**Problem requirements**.
Could you copy out all the lines of these entries word for word, with nothing changed?

**A run of entries**.
____________
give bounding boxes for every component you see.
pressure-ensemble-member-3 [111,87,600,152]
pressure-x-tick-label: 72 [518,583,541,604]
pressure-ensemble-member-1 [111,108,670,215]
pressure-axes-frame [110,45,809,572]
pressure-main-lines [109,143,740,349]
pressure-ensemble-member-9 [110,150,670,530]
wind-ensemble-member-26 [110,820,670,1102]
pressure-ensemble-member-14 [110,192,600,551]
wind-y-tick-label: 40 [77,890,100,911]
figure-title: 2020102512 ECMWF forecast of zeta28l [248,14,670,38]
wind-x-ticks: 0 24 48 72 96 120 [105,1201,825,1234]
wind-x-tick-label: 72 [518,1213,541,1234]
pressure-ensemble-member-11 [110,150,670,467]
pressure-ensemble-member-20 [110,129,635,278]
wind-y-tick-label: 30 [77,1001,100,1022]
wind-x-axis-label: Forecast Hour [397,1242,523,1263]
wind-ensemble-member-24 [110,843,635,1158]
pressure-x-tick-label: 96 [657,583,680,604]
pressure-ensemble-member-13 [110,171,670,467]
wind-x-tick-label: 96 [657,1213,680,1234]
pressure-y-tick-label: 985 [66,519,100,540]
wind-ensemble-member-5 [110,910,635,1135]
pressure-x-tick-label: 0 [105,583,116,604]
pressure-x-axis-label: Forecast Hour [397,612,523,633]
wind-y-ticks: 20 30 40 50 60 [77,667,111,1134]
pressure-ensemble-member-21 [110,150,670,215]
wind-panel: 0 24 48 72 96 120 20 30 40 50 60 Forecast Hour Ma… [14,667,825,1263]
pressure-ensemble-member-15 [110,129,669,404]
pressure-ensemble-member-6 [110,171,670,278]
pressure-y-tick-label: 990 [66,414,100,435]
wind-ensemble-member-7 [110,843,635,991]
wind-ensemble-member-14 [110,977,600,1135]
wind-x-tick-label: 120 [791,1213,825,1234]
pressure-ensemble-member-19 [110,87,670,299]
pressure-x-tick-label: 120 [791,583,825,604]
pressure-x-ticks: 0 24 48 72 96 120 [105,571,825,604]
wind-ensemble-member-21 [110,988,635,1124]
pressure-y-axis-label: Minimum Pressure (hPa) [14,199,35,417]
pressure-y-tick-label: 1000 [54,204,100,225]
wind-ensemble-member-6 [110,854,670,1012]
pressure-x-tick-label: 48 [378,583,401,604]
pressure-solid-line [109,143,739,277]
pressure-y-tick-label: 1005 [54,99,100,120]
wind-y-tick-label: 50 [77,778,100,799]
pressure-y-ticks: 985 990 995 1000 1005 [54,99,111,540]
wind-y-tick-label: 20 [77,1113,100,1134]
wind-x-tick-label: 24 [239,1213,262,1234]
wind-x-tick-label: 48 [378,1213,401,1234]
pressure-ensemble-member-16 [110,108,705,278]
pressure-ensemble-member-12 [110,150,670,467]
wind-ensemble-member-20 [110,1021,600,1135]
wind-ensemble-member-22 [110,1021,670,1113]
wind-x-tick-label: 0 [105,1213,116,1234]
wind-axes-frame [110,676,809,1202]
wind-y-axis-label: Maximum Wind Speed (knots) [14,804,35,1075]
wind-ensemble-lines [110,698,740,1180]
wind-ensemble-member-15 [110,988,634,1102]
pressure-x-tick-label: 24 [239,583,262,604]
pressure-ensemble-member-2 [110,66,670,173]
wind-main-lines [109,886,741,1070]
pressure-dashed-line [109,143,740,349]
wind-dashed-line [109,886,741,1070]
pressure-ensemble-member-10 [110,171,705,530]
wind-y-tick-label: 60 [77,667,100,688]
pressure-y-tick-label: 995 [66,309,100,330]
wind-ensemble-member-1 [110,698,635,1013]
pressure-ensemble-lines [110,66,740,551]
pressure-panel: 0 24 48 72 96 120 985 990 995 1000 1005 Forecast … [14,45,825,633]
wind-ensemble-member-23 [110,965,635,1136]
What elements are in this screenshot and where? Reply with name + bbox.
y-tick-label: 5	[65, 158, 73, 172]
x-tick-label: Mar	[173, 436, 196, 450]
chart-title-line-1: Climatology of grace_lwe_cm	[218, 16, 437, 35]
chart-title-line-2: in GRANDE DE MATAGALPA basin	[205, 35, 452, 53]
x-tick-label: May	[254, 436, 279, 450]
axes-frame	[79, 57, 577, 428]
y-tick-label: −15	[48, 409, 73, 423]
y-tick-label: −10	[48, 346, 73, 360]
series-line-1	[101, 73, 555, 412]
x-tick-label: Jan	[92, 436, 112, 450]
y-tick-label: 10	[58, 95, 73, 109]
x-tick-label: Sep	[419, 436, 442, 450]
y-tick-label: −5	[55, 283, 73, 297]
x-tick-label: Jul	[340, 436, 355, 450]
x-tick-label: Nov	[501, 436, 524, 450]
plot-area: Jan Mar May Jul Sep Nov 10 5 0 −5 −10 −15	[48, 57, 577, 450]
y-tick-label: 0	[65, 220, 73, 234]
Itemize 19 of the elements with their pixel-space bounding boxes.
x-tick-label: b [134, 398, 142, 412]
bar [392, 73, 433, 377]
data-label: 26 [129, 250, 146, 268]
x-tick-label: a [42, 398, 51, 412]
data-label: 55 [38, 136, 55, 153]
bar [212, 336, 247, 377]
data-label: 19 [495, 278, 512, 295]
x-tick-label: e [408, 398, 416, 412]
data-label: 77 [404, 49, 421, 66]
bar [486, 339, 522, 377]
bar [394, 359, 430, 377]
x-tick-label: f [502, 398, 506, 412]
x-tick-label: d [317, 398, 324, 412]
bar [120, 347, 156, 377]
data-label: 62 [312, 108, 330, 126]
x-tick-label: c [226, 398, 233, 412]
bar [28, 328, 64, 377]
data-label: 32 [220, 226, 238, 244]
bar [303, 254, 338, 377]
____________
**Output of the exercise**.
give bounding boxes for every component you see.
pressure-ensemble-member-3 [111,87,600,152]
pressure-x-tick-label: 72 [518,583,541,604]
pressure-ensemble-member-1 [111,108,670,215]
pressure-axes-frame [110,45,809,572]
pressure-main-lines [109,143,740,349]
pressure-ensemble-member-9 [110,150,670,530]
wind-ensemble-member-26 [110,820,670,1102]
pressure-ensemble-member-14 [110,192,600,551]
wind-y-tick-label: 40 [77,890,100,911]
figure-title: 2020102512 ECMWF forecast of zeta28l [248,14,670,38]
wind-x-ticks: 0 24 48 72 96 120 [105,1201,825,1234]
wind-x-tick-label: 72 [518,1213,541,1234]
pressure-ensemble-member-11 [110,150,670,467]
pressure-ensemble-member-20 [110,129,635,278]
wind-y-tick-label: 30 [77,1001,100,1022]
wind-x-axis-label: Forecast Hour [397,1242,523,1263]
wind-ensemble-member-24 [110,843,635,1158]
pressure-x-tick-label: 96 [657,583,680,604]
pressure-ensemble-member-13 [110,171,670,467]
wind-x-tick-label: 96 [657,1213,680,1234]
pressure-y-tick-label: 985 [66,519,100,540]
wind-ensemble-member-5 [110,910,635,1135]
pressure-x-tick-label: 0 [105,583,116,604]
pressure-x-axis-label: Forecast Hour [397,612,523,633]
wind-y-ticks: 20 30 40 50 60 [77,667,111,1134]
pressure-ensemble-member-21 [110,150,670,215]
wind-panel: 0 24 48 72 96 120 20 30 40 50 60 Forecast Hour Ma… [14,667,825,1263]
pressure-ensemble-member-15 [110,129,669,404]
pressure-ensemble-member-6 [110,171,670,278]
pressure-y-tick-label: 990 [66,414,100,435]
wind-ensemble-member-7 [110,843,635,991]
wind-ensemble-member-14 [110,977,600,1135]
wind-x-tick-label: 120 [791,1213,825,1234]
pressure-ensemble-member-19 [110,87,670,299]
pressure-x-tick-label: 120 [791,583,825,604]
pressure-x-ticks: 0 24 48 72 96 120 [105,571,825,604]
wind-ensemble-member-21 [110,988,635,1124]
pressure-y-axis-label: Minimum Pressure (hPa) [14,199,35,417]
pressure-y-tick-label: 1000 [54,204,100,225]
wind-ensemble-member-6 [110,854,670,1012]
pressure-x-tick-label: 48 [378,583,401,604]
pressure-solid-line [109,143,739,277]
pressure-y-tick-label: 1005 [54,99,100,120]
wind-y-tick-label: 50 [77,778,100,799]
pressure-y-ticks: 985 990 995 1000 1005 [54,99,111,540]
wind-y-tick-label: 20 [77,1113,100,1134]
wind-x-tick-label: 24 [239,1213,262,1234]
wind-x-tick-label: 48 [378,1213,401,1234]
pressure-ensemble-member-16 [110,108,705,278]
pressure-ensemble-member-12 [110,150,670,467]
wind-ensemble-member-20 [110,1021,600,1135]
wind-ensemble-member-22 [110,1021,670,1113]
wind-x-tick-label: 0 [105,1213,116,1234]
wind-axes-frame [110,676,809,1202]
wind-y-axis-label: Maximum Wind Speed (knots) [14,804,35,1075]
wind-ensemble-lines [110,698,740,1180]
wind-ensemble-member-15 [110,988,634,1102]
pressure-x-tick-label: 24 [239,583,262,604]
pressure-ensemble-member-2 [110,66,670,173]
wind-main-lines [109,886,741,1070]
pressure-dashed-line [109,143,740,349]
wind-dashed-line [109,886,741,1070]
pressure-ensemble-member-10 [110,171,705,530]
wind-y-tick-label: 60 [77,667,100,688]
pressure-y-tick-label: 995 [66,309,100,330]
wind-ensemble-member-1 [110,698,635,1013]
pressure-ensemble-lines [110,66,740,551]
pressure-panel: 0 24 48 72 96 120 985 990 995 1000 1005 Forecast … [14,45,825,633]
wind-ensemble-member-23 [110,965,635,1136]
What elements are in this screenshot and where? Reply with name + bbox.
y-tick-label: 5	[65, 158, 73, 172]
x-tick-label: Mar	[173, 436, 196, 450]
chart-title-line-1: Climatology of grace_lwe_cm	[218, 16, 437, 35]
chart-title-line-2: in GRANDE DE MATAGALPA basin	[205, 35, 452, 53]
x-tick-label: May	[254, 436, 279, 450]
axes-frame	[79, 57, 577, 428]
y-tick-label: −15	[48, 409, 73, 423]
y-tick-label: −10	[48, 346, 73, 360]
series-line-1	[101, 73, 555, 412]
x-tick-label: Jan	[92, 436, 112, 450]
y-tick-label: 10	[58, 95, 73, 109]
x-tick-label: Sep	[419, 436, 442, 450]
y-tick-label: −5	[55, 283, 73, 297]
x-tick-label: Jul	[340, 436, 355, 450]
x-tick-label: Nov	[501, 436, 524, 450]
plot-area: Jan Mar May Jul Sep Nov 10 5 0 −5 −10 −15	[48, 57, 577, 450]
y-tick-label: 0	[65, 220, 73, 234]
Itemize 19 of the elements with their pixel-space bounding boxes.
x-tick-label: b [134, 398, 142, 412]
bar [392, 73, 433, 377]
data-label: 26 [129, 250, 146, 268]
x-tick-label: a [42, 398, 51, 412]
data-label: 55 [38, 136, 55, 153]
bar [212, 336, 247, 377]
data-label: 19 [495, 278, 512, 295]
x-tick-label: e [408, 398, 416, 412]
data-label: 77 [404, 49, 421, 66]
bar [486, 339, 522, 377]
bar [394, 359, 430, 377]
x-tick-label: f [502, 398, 506, 412]
x-tick-label: d [317, 398, 324, 412]
bar [120, 347, 156, 377]
data-label: 62 [312, 108, 330, 126]
x-tick-label: c [226, 398, 233, 412]
bar [28, 328, 64, 377]
data-label: 32 [220, 226, 238, 244]
bar [303, 254, 338, 377]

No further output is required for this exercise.